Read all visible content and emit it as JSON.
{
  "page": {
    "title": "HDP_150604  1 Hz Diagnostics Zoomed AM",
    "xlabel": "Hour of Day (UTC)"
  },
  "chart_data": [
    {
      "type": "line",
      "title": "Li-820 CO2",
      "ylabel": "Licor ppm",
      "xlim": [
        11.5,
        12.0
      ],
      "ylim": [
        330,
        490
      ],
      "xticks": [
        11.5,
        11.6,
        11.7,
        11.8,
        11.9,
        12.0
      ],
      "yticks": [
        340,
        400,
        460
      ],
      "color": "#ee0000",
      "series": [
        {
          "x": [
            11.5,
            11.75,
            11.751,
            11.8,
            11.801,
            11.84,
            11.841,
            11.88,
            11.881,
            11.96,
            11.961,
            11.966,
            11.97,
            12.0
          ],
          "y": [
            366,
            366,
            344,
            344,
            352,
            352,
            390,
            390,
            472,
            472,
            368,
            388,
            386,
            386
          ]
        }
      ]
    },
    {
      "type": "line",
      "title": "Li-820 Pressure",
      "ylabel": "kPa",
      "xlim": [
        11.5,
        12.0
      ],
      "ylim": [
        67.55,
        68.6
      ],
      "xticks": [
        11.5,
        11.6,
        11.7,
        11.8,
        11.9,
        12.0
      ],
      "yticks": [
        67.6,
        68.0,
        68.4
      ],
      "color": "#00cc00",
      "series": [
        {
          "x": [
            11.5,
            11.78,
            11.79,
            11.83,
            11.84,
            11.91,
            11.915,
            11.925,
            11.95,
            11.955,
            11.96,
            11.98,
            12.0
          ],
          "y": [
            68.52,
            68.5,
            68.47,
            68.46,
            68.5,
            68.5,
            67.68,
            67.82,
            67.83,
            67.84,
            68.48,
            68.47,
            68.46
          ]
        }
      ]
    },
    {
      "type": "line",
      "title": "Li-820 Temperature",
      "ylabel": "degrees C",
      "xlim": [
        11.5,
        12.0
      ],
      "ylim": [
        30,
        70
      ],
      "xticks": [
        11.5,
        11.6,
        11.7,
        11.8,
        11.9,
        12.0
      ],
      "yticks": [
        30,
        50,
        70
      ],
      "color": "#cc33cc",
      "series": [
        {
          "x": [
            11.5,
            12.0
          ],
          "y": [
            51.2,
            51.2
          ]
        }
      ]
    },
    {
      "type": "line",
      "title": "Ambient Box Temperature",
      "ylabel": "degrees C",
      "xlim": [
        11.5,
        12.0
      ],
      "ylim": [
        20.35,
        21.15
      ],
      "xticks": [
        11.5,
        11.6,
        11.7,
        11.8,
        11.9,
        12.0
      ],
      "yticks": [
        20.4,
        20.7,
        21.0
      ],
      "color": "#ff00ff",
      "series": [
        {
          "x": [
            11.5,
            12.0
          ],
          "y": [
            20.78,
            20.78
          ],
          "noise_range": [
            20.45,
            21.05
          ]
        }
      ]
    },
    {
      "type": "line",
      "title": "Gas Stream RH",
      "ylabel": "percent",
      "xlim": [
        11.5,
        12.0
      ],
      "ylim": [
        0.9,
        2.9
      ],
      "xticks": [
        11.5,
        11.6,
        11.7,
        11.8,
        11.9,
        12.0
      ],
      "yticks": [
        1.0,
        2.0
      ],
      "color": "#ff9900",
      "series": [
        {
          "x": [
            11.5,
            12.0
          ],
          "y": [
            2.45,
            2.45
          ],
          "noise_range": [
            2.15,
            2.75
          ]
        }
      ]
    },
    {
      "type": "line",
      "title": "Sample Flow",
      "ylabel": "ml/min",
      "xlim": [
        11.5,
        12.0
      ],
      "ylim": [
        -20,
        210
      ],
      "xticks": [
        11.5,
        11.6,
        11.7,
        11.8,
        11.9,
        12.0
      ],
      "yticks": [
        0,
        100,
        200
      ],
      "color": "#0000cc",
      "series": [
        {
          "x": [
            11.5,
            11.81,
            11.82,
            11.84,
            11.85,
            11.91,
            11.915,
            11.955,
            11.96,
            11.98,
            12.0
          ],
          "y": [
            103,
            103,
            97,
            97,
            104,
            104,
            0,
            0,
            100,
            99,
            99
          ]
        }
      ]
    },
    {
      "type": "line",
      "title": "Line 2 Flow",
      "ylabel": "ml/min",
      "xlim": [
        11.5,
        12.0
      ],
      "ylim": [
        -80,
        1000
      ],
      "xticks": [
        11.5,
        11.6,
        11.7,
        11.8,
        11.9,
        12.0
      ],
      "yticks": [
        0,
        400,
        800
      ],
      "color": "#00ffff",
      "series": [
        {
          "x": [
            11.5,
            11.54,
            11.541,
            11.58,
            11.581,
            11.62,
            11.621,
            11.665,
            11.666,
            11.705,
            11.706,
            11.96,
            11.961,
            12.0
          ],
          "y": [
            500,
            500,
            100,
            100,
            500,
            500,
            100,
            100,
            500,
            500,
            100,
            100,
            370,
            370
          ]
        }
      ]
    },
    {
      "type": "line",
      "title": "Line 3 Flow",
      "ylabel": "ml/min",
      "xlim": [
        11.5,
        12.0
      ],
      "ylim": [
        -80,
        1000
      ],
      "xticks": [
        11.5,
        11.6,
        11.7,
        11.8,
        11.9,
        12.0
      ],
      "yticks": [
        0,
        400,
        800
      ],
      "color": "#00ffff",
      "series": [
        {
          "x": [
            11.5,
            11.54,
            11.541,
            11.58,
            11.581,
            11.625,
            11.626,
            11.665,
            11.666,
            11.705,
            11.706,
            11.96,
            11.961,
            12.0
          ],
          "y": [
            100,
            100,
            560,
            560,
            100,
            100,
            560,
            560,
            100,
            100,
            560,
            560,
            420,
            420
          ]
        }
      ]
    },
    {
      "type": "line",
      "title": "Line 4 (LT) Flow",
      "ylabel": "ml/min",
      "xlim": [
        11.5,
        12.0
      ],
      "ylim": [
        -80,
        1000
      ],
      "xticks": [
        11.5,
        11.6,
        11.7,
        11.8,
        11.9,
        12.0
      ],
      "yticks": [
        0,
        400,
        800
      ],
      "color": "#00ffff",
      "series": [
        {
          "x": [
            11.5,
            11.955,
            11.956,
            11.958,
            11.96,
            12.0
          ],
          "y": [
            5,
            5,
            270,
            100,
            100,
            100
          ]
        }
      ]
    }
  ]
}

:::::

= Problem to solve =
Return each line of the records above exactly as it reads.

= Correct response =
Read all visible content and emit it as JSON.
{
  "page": {
    "title": "HDP_150604  1 Hz Diagnostics Zoomed AM",
    "xlabel": "Hour of Day (UTC)"
  },
  "chart_data": [
    {
      "type": "line",
      "title": "Li-820 CO2",
      "ylabel": "Licor ppm",
      "xlim": [
        11.5,
        12.0
      ],
      "ylim": [
        330,
        490
      ],
      "xticks": [
        11.5,
        11.6,
        11.7,
        11.8,
        11.9,
        12.0
      ],
      "yticks": [
        340,
        400,
        460
      ],
      "color": "#ee0000",
      "series": [
        {
          "x": [
            11.5,
            11.75,
            11.751,
            11.8,
            11.801,
            11.84,
            11.841,
            11.88,
            11.881,
            11.96,
            11.961,
            11.966,
            11.97,
            12.0
          ],
          "y": [
            366,
            366,
            344,
            344,
            352,
            352,
            390,
            390,
            472,
            472,
            368,
            388,
            386,
            386
          ]
        }
      ]
    },
    {
      "type": "line",
      "title": "Li-820 Pressure",
      "ylabel": "kPa",
      "xlim": [
        11.5,
        12.0
      ],
      "ylim": [
        67.55,
        68.6
      ],
      "xticks": [
        11.5,
        11.6,
        11.7,
        11.8,
        11.9,
        12.0
      ],
      "yticks": [
        67.6,
        68.0,
        68.4
      ],
      "color": "#00cc00",
      "series": [
        {
          "x": [
            11.5,
            11.78,
            11.79,
            11.83,
            11.84,
            11.91,
            11.915,
            11.925,
            11.95,
            11.955,
            11.96,
            11.98,
            12.0
          ],
          "y": [
            68.52,
            68.5,
            68.47,
            68.46,
            68.5,
            68.5,
            67.68,
            67.82,
            67.83,
            67.84,
            68.48,
            68.47,
            68.46
          ]
        }
      ]
    },
    {
      "type": "line",
      "title": "Li-820 Temperature",
      "ylabel": "degrees C",
      "xlim": [
        11.5,
        12.0
      ],
      "ylim": [
        30,
        70
      ],
      "xticks": [
        11.5,
        11.6,
        11.7,
        11.8,
        11.9,
        12.0
      ],
      "yticks": [
        30,
        50,
        70
      ],
      "color": "#cc33cc",
      "series": [
        {
          "x": [
            11.5,
            12.0
          ],
          "y": [
            51.2,
            51.2
          ]
        }
      ]
    },
    {
      "type": "line",
      "title": "Ambient Box Temperature",
      "ylabel": "degrees C",
      "xlim": [
        11.5,
        12.0
      ],
      "ylim": [
        20.35,
        21.15
      ],
      "xticks": [
        11.5,
        11.6,
        11.7,
        11.8,
        11.9,
        12.0
      ],
      "yticks": [
        20.4,
        20.7,
        21.0
      ],
      "color": "#ff00ff",
      "series": [
        {
          "x": [
            11.5,
            12.0
          ],
          "y": [
            20.78,
            20.78
          ],
          "noise_range": [
            20.45,
            21.05
          ]
        }
      ]
    },
    {
      "type": "line",
      "title": "Gas Stream RH",
      "ylabel": "percent",
      "xlim": [
        11.5,
        12.0
      ],
      "ylim": [
        0.9,
        2.9
      ],
      "xticks": [
        11.5,
        11.6,
        11.7,
        11.8,
        11.9,
        12.0
      ],
      "yticks": [
        1.0,
        2.0
      ],
      "color": "#ff9900",
      "series": [
        {
          "x": [
            11.5,
            12.0
          ],
          "y": [
            2.45,
            2.45
          ],
          "noise_range": [
            2.15,
            2.75
          ]
        }
      ]
    },
    {
      "type": "line",
      "title": "Sample Flow",
      "ylabel": "ml/min",
      "xlim": [
        11.5,
        12.0
      ],
      "ylim": [
        -20,
        210
      ],
      "xticks": [
        11.5,
        11.6,
        11.7,
        11.8,
        11.9,
        12.0
      ],
      "yticks": [
        0,
        100,
        200
      ],
      "color": "#0000cc",
      "series": [
        {
          "x": [
            11.5,
            11.81,
            11.82,
            11.84,
            11.85,
            11.91,
            11.915,
            11.955,
            11.96,
            11.98,
            12.0
          ],
          "y": [
            103,
            103,
            97,
            97,
            104,
            104,
            0,
            0,
            100,
            99,
            99
          ]
        }
      ]
    },
    {
      "type": "line",
      "title": "Line 2 Flow",
      "ylabel": "ml/min",
      "xlim": [
        11.5,
        12.0
      ],
      "ylim": [
        -80,
        1000
      ],
      "xticks": [
        11.5,
        11.6,
        11.7,
        11.8,
        11.9,
        12.0
      ],
      "yticks": [
        0,
        400,
        800
      ],
      "color": "#00ffff",
      "series": [
        {
          "x": [
            11.5,
            11.54,
            11.541,
            11.58,
            11.581,
            11.62,
            11.621,
            11.665,
            11.666,
            11.705,
            11.706,
            11.96,
            11.961,
            12.0
          ],
          "y": [
            500,
            500,
            100,
            100,
            500,
            500,
            100,
            100,
            500,
            500,
            100,
            100,
            370,
            370
          ]
        }
      ]
    },
    {
      "type": "line",
      "title": "Line 3 Flow",
      "ylabel": "ml/min",
      "xlim": [
        11.5,
        12.0
      ],
      "ylim": [
        -80,
        1000
      ],
      "xticks": [
        11.5,
        11.6,
        11.7,
        11.8,
        11.9,
        12.0
      ],
      "yticks": [
        0,
        400,
        800
      ],
      "color": "#00ffff",
      "series": [
        {
          "x": [
            11.5,
            11.54,
            11.541,
            11.58,
            11.581,
            11.625,
            11.626,
            11.665,
            11.666,
            11.705,
            11.706,
            11.96,
            11.961,
            12.0
          ],
          "y": [
            100,
            100,
            560,
            560,
            100,
            100,
            560,
            560,
            100,
            100,
            560,
            560,
            420,
            420
          ]
        }
      ]
    },
    {
      "type": "line",
      "title": "Line 4 (LT) Flow",
      "ylabel": "ml/min",
      "xlim": [
        11.5,
        12.0
      ],
      "ylim": [
        -80,
        1000
      ],
      "xticks": [
        11.5,
        11.6,
        11.7,
        11.8,
        11.9,
        12.0
      ],
      "yticks": [
        0,
        400,
        800
      ],
      "color": "#00ffff",
      "series": [
        {
          "x": [
            11.5,
            11.955,
            11.956,
            11.958,
            11.96,
            12.0
          ],
          "y": [
            5,
            5,
            270,
            100,
            100,
            100
          ]
        }
      ]
    }
  ]
}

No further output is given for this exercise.